Supplied entries:
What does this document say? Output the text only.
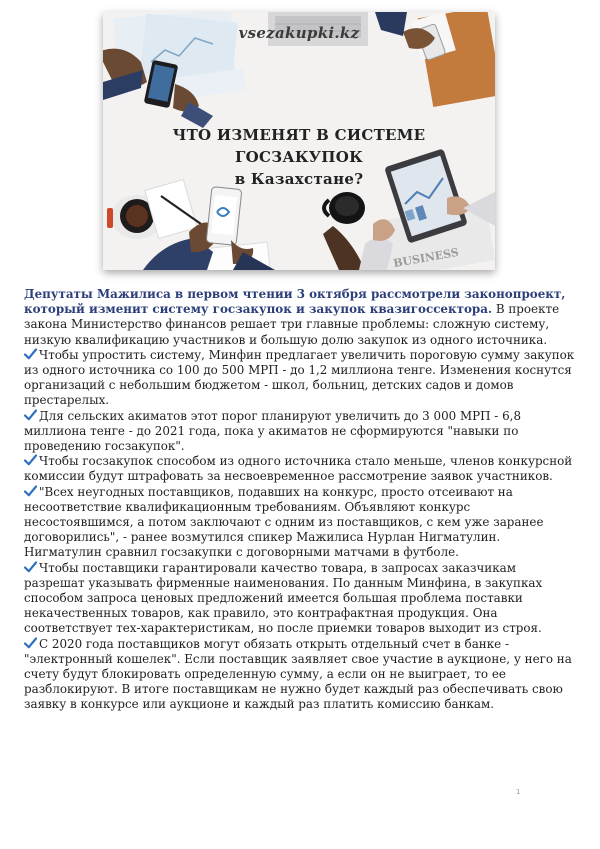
BUSINESS
vsezakupki.kz
ЧТО ИЗМЕНЯТ В СИСТЕМЕ
ГОСЗАКУПОК
в Казахстане?

Депутаты Мажилиса в первом чтении 3 октября рассмотрели законопроект, который изменит систему госзакупок и закупок квазигоссектора. В проекте закона Министерство финансов решает три главные проблемы: сложную систему, низкую квалификацию участников и большую долю закупок из одного источника.

Чтобы упростить систему, Минфин предлагает увеличить пороговую сумму закупок из одного источника со 100 до 500 МРП - до 1,2 миллиона тенге. Изменения коснутся организаций с небольшим бюджетом - школ, больниц, детских садов и домов престарелых.

Для сельских акиматов этот порог планируют увеличить до 3 000 МРП - 6,8 миллиона тенге - до 2021 года, пока у акиматов не сформируются "навыки по проведению госзакупок".

Чтобы госзакупок способом из одного источника стало меньше, членов конкурсной комиссии будут штрафовать за несвоевременное рассмотрение заявок участников.

"Всех неугодных поставщиков, подавших на конкурс, просто отсеивают на несоответствие квалификационным требованиям. Объявляют конкурс несостоявшимся, а потом заключают с одним из поставщиков, с кем уже заранее договорились", - ранее возмутился спикер Мажилиса Нурлан Нигматулин.

Нигматулин сравнил госзакупки с договорными матчами в футболе.

Чтобы поставщики гарантировали качество товара, в запросах заказчикам разрешат указывать фирменные наименования. По данным Минфина, в закупках способом запроса ценовых предложений имеется большая проблема поставки некачественных товаров, как правило, это контрафактная продукция. Она соответствует тех-характеристикам, но после приемки товаров выходит из строя.

С 2020 года поставщиков могут обязать открыть отдельный счет в банке - "электронный кошелек". Если поставщик заявляет свое участие в аукционе, у него на счету будут блокировать определенную сумму, а если он не выиграет, то ее разблокируют. В итоге поставщикам не нужно будет каждый раз обеспечивать свою заявку в конкурсе или аукционе и каждый раз платить комиссию банкам.

1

What the exercise asks: Report the number of lines holding the string "одного", without any other words.

Answer to the task: 3